## Task statement
Collect all lines containing the word "category" from the data.

>>>

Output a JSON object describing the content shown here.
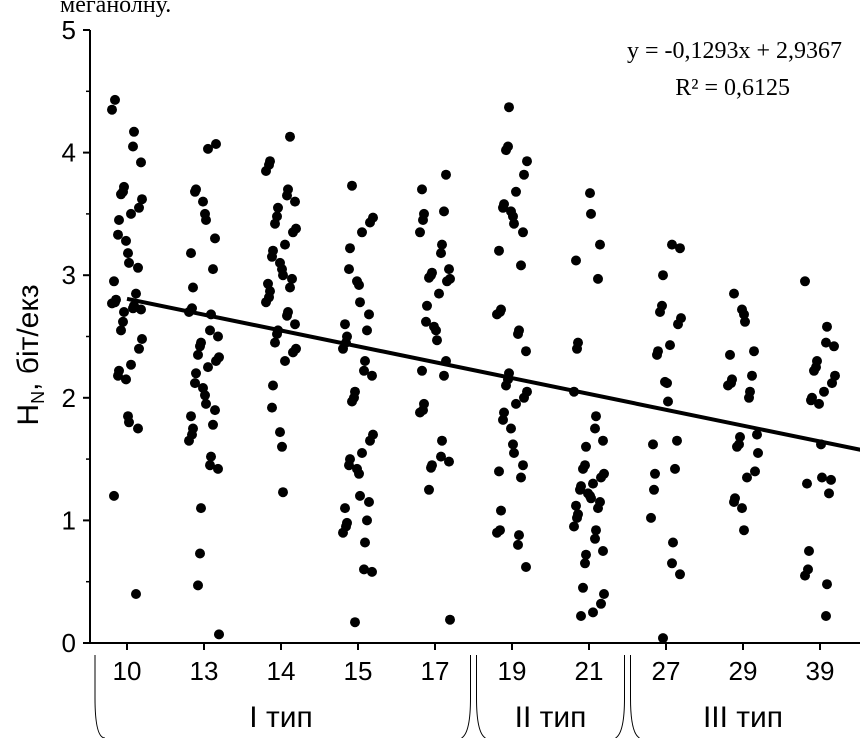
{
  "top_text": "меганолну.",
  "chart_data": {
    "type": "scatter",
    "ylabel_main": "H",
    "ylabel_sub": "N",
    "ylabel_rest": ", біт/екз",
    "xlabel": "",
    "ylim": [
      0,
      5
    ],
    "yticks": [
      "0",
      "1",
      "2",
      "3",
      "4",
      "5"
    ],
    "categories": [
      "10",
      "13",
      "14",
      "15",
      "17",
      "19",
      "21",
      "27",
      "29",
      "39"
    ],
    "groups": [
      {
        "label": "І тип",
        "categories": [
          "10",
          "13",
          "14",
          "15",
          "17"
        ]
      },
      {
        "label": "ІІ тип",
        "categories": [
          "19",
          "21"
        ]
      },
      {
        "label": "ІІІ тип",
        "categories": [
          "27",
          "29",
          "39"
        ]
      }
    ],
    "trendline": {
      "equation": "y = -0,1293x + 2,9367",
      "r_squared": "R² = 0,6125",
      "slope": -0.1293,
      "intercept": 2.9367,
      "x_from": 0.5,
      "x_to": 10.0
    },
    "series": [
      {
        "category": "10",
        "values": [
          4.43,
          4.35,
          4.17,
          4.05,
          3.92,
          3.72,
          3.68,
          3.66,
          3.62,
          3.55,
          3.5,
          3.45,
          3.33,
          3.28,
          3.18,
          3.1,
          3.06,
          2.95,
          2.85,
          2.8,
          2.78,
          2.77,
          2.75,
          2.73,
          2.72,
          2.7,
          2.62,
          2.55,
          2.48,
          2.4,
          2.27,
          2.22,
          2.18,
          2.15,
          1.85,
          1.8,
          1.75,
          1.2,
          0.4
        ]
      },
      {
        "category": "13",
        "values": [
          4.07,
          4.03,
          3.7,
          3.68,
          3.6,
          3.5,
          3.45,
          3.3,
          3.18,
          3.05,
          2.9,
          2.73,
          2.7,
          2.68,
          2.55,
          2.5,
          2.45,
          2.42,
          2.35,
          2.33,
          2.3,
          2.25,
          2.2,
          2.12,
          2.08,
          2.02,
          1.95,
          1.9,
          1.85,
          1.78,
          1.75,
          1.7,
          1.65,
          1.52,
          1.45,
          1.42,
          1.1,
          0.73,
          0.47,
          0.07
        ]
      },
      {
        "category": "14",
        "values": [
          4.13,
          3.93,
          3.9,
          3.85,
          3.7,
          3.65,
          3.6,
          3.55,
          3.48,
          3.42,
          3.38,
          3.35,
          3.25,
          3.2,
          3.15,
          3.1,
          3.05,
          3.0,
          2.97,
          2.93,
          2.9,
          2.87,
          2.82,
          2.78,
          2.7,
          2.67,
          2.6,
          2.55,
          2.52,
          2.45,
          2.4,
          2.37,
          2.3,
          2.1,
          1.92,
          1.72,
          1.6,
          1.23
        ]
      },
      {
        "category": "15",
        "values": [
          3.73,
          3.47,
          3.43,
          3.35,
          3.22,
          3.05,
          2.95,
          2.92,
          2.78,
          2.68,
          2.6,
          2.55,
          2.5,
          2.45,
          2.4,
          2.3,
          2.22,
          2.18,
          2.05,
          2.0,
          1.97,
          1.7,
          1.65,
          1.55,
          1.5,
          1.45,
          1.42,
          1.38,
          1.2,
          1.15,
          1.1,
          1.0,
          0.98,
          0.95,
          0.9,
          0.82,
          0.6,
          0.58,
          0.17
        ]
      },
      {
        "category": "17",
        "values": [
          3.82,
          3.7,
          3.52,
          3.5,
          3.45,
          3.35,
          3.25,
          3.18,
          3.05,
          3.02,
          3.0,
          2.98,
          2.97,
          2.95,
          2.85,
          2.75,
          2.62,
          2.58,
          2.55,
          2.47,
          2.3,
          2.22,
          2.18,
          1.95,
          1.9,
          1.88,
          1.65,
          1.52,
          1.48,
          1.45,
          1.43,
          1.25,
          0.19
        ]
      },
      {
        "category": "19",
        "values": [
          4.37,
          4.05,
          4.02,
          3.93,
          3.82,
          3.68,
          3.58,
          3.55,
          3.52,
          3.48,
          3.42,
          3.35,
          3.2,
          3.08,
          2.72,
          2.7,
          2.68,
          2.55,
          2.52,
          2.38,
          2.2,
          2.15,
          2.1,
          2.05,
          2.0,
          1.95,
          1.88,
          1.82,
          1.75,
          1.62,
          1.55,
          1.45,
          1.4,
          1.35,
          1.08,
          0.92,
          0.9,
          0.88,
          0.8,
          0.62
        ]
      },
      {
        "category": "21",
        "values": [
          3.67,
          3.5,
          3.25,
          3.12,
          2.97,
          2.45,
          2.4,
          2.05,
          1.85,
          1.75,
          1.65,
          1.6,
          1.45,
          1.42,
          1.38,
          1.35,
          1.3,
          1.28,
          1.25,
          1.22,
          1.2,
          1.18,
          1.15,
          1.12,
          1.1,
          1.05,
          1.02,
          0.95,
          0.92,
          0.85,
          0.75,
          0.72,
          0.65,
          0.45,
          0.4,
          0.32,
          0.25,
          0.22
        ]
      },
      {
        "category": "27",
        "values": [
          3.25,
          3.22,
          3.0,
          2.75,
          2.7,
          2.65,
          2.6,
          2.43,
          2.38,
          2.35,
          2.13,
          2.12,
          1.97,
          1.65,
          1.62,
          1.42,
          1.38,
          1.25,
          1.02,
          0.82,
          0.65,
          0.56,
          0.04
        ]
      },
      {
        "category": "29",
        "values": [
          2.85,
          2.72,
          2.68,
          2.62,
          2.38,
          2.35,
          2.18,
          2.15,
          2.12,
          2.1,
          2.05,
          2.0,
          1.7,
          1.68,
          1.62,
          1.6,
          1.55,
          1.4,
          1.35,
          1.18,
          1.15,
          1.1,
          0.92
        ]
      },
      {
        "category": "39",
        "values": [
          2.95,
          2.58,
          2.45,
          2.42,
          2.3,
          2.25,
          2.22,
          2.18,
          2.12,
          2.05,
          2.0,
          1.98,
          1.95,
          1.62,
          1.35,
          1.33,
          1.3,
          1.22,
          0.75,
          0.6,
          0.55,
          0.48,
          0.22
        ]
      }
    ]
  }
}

<<<

## Written reply
        "category": "10",
        "category": "13",
        "category": "14",
        "category": "15",
        "category": "17",
        "category": "19",
        "category": "21",
        "category": "27",
        "category": "29",
        "category": "39",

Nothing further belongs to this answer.